**Stored data**:
>> BEGIN
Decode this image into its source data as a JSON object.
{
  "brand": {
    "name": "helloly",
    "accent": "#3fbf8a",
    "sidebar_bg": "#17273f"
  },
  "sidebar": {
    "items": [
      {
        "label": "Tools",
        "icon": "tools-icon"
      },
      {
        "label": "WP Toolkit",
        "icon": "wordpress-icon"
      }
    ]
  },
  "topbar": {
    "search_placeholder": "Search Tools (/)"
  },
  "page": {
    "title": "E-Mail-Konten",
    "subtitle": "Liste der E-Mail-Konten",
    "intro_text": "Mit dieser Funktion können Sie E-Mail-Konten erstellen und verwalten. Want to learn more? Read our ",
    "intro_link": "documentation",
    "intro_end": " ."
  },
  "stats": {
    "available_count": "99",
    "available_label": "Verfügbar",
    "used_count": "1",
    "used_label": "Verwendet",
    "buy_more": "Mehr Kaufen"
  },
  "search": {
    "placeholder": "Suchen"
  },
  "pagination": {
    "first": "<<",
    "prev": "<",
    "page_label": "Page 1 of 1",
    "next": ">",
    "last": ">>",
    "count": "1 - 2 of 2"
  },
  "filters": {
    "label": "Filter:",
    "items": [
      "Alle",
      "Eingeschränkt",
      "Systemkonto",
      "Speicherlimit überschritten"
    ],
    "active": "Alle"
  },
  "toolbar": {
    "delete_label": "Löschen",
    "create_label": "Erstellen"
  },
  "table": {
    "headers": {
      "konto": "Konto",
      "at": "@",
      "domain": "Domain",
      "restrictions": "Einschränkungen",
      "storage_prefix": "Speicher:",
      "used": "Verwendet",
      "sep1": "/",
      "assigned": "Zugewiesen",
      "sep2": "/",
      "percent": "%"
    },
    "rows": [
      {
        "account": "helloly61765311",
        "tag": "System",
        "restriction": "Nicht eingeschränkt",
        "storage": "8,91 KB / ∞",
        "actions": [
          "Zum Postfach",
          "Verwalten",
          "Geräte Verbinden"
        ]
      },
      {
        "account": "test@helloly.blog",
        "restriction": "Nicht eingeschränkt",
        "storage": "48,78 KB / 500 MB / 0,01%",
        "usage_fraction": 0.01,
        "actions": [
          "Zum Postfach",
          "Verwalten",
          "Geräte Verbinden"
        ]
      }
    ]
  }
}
>> END
The entries above should be repeated exactly, every one of them.

**Reply to the task**:
Decode this image into its source data as a JSON object.
{
  "brand": {
    "name": "helloly",
    "accent": "#3fbf8a",
    "sidebar_bg": "#17273f"
  },
  "sidebar": {
    "items": [
      {
        "label": "Tools",
        "icon": "tools-icon"
      },
      {
        "label": "WP Toolkit",
        "icon": "wordpress-icon"
      }
    ]
  },
  "topbar": {
    "search_placeholder": "Search Tools (/)"
  },
  "page": {
    "title": "E-Mail-Konten",
    "subtitle": "Liste der E-Mail-Konten",
    "intro_text": "Mit dieser Funktion können Sie E-Mail-Konten erstellen und verwalten. Want to learn more? Read our ",
    "intro_link": "documentation",
    "intro_end": " ."
  },
  "stats": {
    "available_count": "99",
    "available_label": "Verfügbar",
    "used_count": "1",
    "used_label": "Verwendet",
    "buy_more": "Mehr Kaufen"
  },
  "search": {
    "placeholder": "Suchen"
  },
  "pagination": {
    "first": "<<",
    "prev": "<",
    "page_label": "Page 1 of 1",
    "next": ">",
    "last": ">>",
    "count": "1 - 2 of 2"
  },
  "filters": {
    "label": "Filter:",
    "items": [
      "Alle",
      "Eingeschränkt",
      "Systemkonto",
      "Speicherlimit überschritten"
    ],
    "active": "Alle"
  },
  "toolbar": {
    "delete_label": "Löschen",
    "create_label": "Erstellen"
  },
  "table": {
    "headers": {
      "konto": "Konto",
      "at": "@",
      "domain": "Domain",
      "restrictions": "Einschränkungen",
      "storage_prefix": "Speicher:",
      "used": "Verwendet",
      "sep1": "/",
      "assigned": "Zugewiesen",
      "sep2": "/",
      "percent": "%"
    },
    "rows": [
      {
        "account": "helloly61765311",
        "tag": "System",
        "restriction": "Nicht eingeschränkt",
        "storage": "8,91 KB / ∞",
        "actions": [
          "Zum Postfach",
          "Verwalten",
          "Geräte Verbinden"
        ]
      },
      {
        "account": "test@helloly.blog",
        "restriction": "Nicht eingeschränkt",
        "storage": "48,78 KB / 500 MB / 0,01%",
        "usage_fraction": 0.01,
        "actions": [
          "Zum Postfach",
          "Verwalten",
          "Geräte Verbinden"
        ]
      }
    ]
  }
}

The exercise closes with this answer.